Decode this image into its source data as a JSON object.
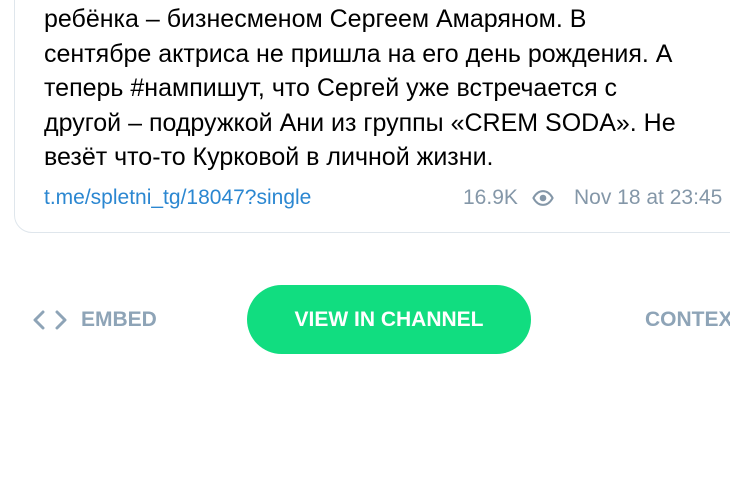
{
  "post": {
    "lines": [
      "ребёнка – бизнесменом Сергеем Амаряном. В",
      "сентябре актриса не пришла на его день рождения. А",
      "теперь #нампишут, что Сергей уже встречается с",
      "другой – подружкой Ани из группы «CREM SODA». Не",
      "везёт что-то Курковой в личной жизни."
    ],
    "link": "t.me/spletni_tg/18047?single",
    "views": "16.9K",
    "date": "Nov 18 at 23:45",
    "view_icon": "eye-icon"
  },
  "actions": {
    "embed_label": "EMBED",
    "embed_icon": "code-icon",
    "view_channel_label": "VIEW IN CHANNEL",
    "context_label": "CONTEXT"
  },
  "colors": {
    "link": "#2b87d1",
    "muted": "#8497a8",
    "action_muted": "#8ea4b7",
    "accent_green": "#11dd80",
    "card_border": "#dfe6ec"
  }
}
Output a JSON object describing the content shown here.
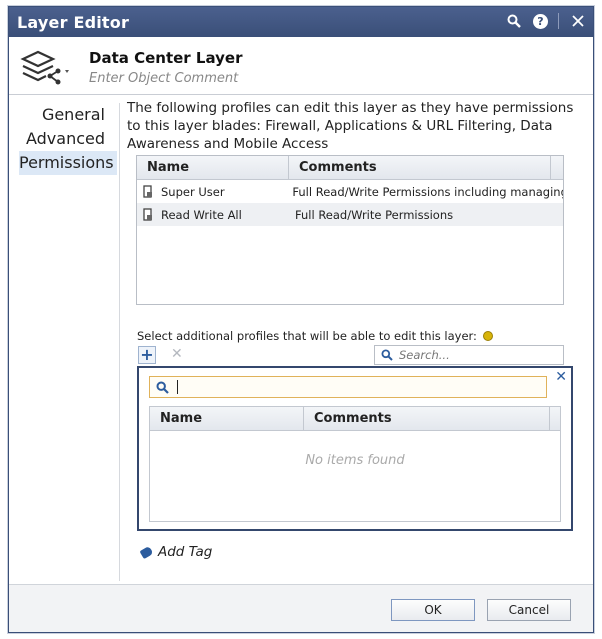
{
  "window": {
    "title": "Layer Editor"
  },
  "header": {
    "name": "Data Center Layer",
    "comment_placeholder": "Enter Object Comment"
  },
  "nav": {
    "items": [
      {
        "label": "General"
      },
      {
        "label": "Advanced"
      },
      {
        "label": "Permissions"
      }
    ],
    "active": "Permissions"
  },
  "permissions": {
    "description": "The following profiles can edit this layer as they have permissions to this layer blades: Firewall, Applications & URL Filtering, Data Awareness and Mobile Access",
    "table": {
      "columns": [
        "Name",
        "Comments"
      ],
      "rows": [
        {
          "name": "Super User",
          "comment": "Full Read/Write Permissions including managing"
        },
        {
          "name": "Read Write All",
          "comment": "Full Read/Write Permissions"
        }
      ]
    },
    "select_label": "Select additional profiles that will be able to edit this layer:",
    "search_placeholder": "Search...",
    "popup": {
      "columns": [
        "Name",
        "Comments"
      ],
      "empty_text": "No items found"
    },
    "add_tag": "Add Tag"
  },
  "footer": {
    "ok": "OK",
    "cancel": "Cancel"
  },
  "colors": {
    "titlebar": "#3a4f78",
    "active_nav": "#dce8f6",
    "accent": "#2c5c9e"
  },
  "icons": [
    "search-icon",
    "help-icon",
    "close-icon",
    "layers-icon",
    "user-icon",
    "plus-icon",
    "remove-icon",
    "bulb-icon",
    "tag-icon"
  ]
}
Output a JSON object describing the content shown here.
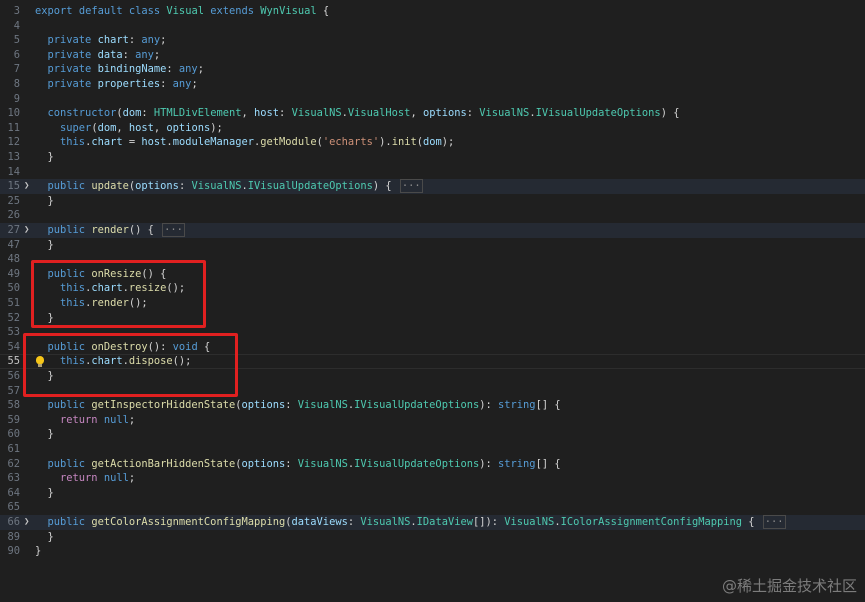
{
  "editor": {
    "lines": [
      {
        "n": "3",
        "folded": false,
        "code": "export default class Visual extends WynVisual {"
      },
      {
        "n": "4",
        "folded": false,
        "code": ""
      },
      {
        "n": "5",
        "folded": false,
        "code": "  private chart: any;"
      },
      {
        "n": "6",
        "folded": false,
        "code": "  private data: any;"
      },
      {
        "n": "7",
        "folded": false,
        "code": "  private bindingName: any;"
      },
      {
        "n": "8",
        "folded": false,
        "code": "  private properties: any;"
      },
      {
        "n": "9",
        "folded": false,
        "code": ""
      },
      {
        "n": "10",
        "folded": false,
        "code": "  constructor(dom: HTMLDivElement, host: VisualNS.VisualHost, options: VisualNS.IVisualUpdateOptions) {"
      },
      {
        "n": "11",
        "folded": false,
        "code": "    super(dom, host, options);"
      },
      {
        "n": "12",
        "folded": false,
        "code": "    this.chart = host.moduleManager.getModule('echarts').init(dom);"
      },
      {
        "n": "13",
        "folded": false,
        "code": "  }"
      },
      {
        "n": "14",
        "folded": false,
        "code": ""
      },
      {
        "n": "15",
        "folded": true,
        "code": "  public update(options: VisualNS.IVisualUpdateOptions) {"
      },
      {
        "n": "25",
        "folded": false,
        "code": "  }"
      },
      {
        "n": "26",
        "folded": false,
        "code": ""
      },
      {
        "n": "27",
        "folded": true,
        "code": "  public render() {"
      },
      {
        "n": "47",
        "folded": false,
        "code": "  }"
      },
      {
        "n": "48",
        "folded": false,
        "code": ""
      },
      {
        "n": "49",
        "folded": false,
        "code": "  public onResize() {"
      },
      {
        "n": "50",
        "folded": false,
        "code": "    this.chart.resize();"
      },
      {
        "n": "51",
        "folded": false,
        "code": "    this.render();"
      },
      {
        "n": "52",
        "folded": false,
        "code": "  }"
      },
      {
        "n": "53",
        "folded": false,
        "code": ""
      },
      {
        "n": "54",
        "folded": false,
        "code": "  public onDestroy(): void {"
      },
      {
        "n": "55",
        "folded": false,
        "code": "    this.chart.dispose();",
        "current": true,
        "lightbulb": true
      },
      {
        "n": "56",
        "folded": false,
        "code": "  }"
      },
      {
        "n": "57",
        "folded": false,
        "code": ""
      },
      {
        "n": "58",
        "folded": false,
        "code": "  public getInspectorHiddenState(options: VisualNS.IVisualUpdateOptions): string[] {"
      },
      {
        "n": "59",
        "folded": false,
        "code": "    return null;"
      },
      {
        "n": "60",
        "folded": false,
        "code": "  }"
      },
      {
        "n": "61",
        "folded": false,
        "code": ""
      },
      {
        "n": "62",
        "folded": false,
        "code": "  public getActionBarHiddenState(options: VisualNS.IVisualUpdateOptions): string[] {"
      },
      {
        "n": "63",
        "folded": false,
        "code": "    return null;"
      },
      {
        "n": "64",
        "folded": false,
        "code": "  }"
      },
      {
        "n": "65",
        "folded": false,
        "code": ""
      },
      {
        "n": "66",
        "folded": true,
        "code": "  public getColorAssignmentConfigMapping(dataViews: VisualNS.IDataView[]): VisualNS.IColorAssignmentConfigMapping {"
      },
      {
        "n": "89",
        "folded": false,
        "code": "  }"
      },
      {
        "n": "90",
        "folded": false,
        "code": "}"
      }
    ],
    "fold_ellipsis": "···",
    "fold_icon": "chevron-right-icon",
    "lightbulb_icon": "lightbulb-icon"
  },
  "annotations": {
    "color": "#e02020",
    "boxes": [
      {
        "label": "onResize"
      },
      {
        "label": "onDestroy"
      }
    ]
  },
  "watermark": {
    "text": "@稀土掘金技术社区"
  }
}
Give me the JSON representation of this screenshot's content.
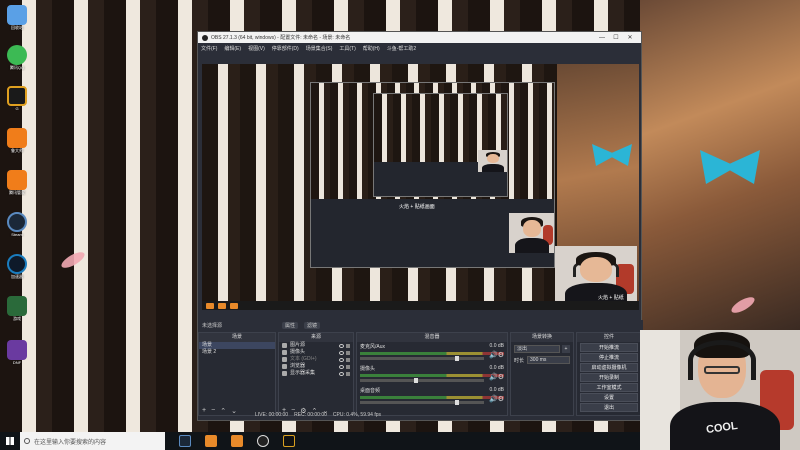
{
  "desktop": {
    "icons": [
      {
        "label": "回收站",
        "color": "#5aa0e6"
      },
      {
        "label": "腾讯QQ",
        "color": "#3cba54"
      },
      {
        "label": "G",
        "color": "#e0a020"
      },
      {
        "label": "鲁大师",
        "color": "#f07d1a"
      },
      {
        "label": "腾讯管家",
        "color": "#f07d1a"
      },
      {
        "label": "Steam",
        "color": "#1b2838"
      },
      {
        "label": "加速器",
        "color": "#1a7dbf"
      },
      {
        "label": "游戏",
        "color": "#2a6a3a"
      },
      {
        "label": "DNF",
        "color": "#6a3aa0"
      }
    ]
  },
  "obs": {
    "title": "OBS 27.1.3 (64 bit, windows) - 配置文件: 未命名 - 场景: 未命名",
    "menu": [
      "文件(F)",
      "编辑(E)",
      "视图(V)",
      "停靠部件(D)",
      "场景集合(S)",
      "工具(T)",
      "帮助(H)",
      "斗鱼-帮工助2"
    ],
    "preview_caption": "火焰 + 贴纸",
    "nested_caption": "火焰 + 贴纸画面",
    "source_bar": {
      "label": "未选择源",
      "properties": "属性",
      "filters": "滤镜"
    },
    "docks": {
      "scenes_title": "场景",
      "sources_title": "来源",
      "mixer_title": "混音器",
      "transitions_title": "场景转换",
      "controls_title": "控件"
    },
    "scenes": [
      "场景",
      "场景 2"
    ],
    "sources": [
      "图片源",
      "摄像头",
      "文本 (GDI+)",
      "浏览器",
      "显示器采集"
    ],
    "mixer": [
      {
        "name": "麦克风/Aux",
        "db": "0.0 dB",
        "fader": 0.78
      },
      {
        "name": "摄像头",
        "db": "0.0 dB",
        "fader": 0.45
      },
      {
        "name": "桌面音频",
        "db": "0.0 dB",
        "fader": 0.78
      }
    ],
    "transition": {
      "type": "淡出",
      "duration_label": "时长",
      "duration": "300 ms"
    },
    "controls": [
      "开始推流",
      "停止推流",
      "启动虚拟摄像机",
      "开始录制",
      "工作室模式",
      "设置",
      "退出"
    ],
    "status": {
      "live": "LIVE: 00:00:00",
      "rec": "REC: 00:00:00",
      "cpu": "CPU: 0.4%, 59.94 fps"
    }
  },
  "taskbar": {
    "search_placeholder": "在这里输入你要搜索的内容",
    "apps": [
      {
        "name": "steam",
        "color": "#1b2838"
      },
      {
        "name": "orange-app-1",
        "color": "#e88a2a"
      },
      {
        "name": "orange-app-2",
        "color": "#e88a2a"
      },
      {
        "name": "obs",
        "color": "#222222"
      },
      {
        "name": "g-app",
        "color": "#d9a020"
      }
    ]
  },
  "webcam": {
    "shirt_text": "COOL"
  }
}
________________________
▶ **WHAT YOU NEED TO DO**
How many lines in the listing contain "profiles"? Answer with the number alone.

▶ **EXERCISE OUTPUT**
2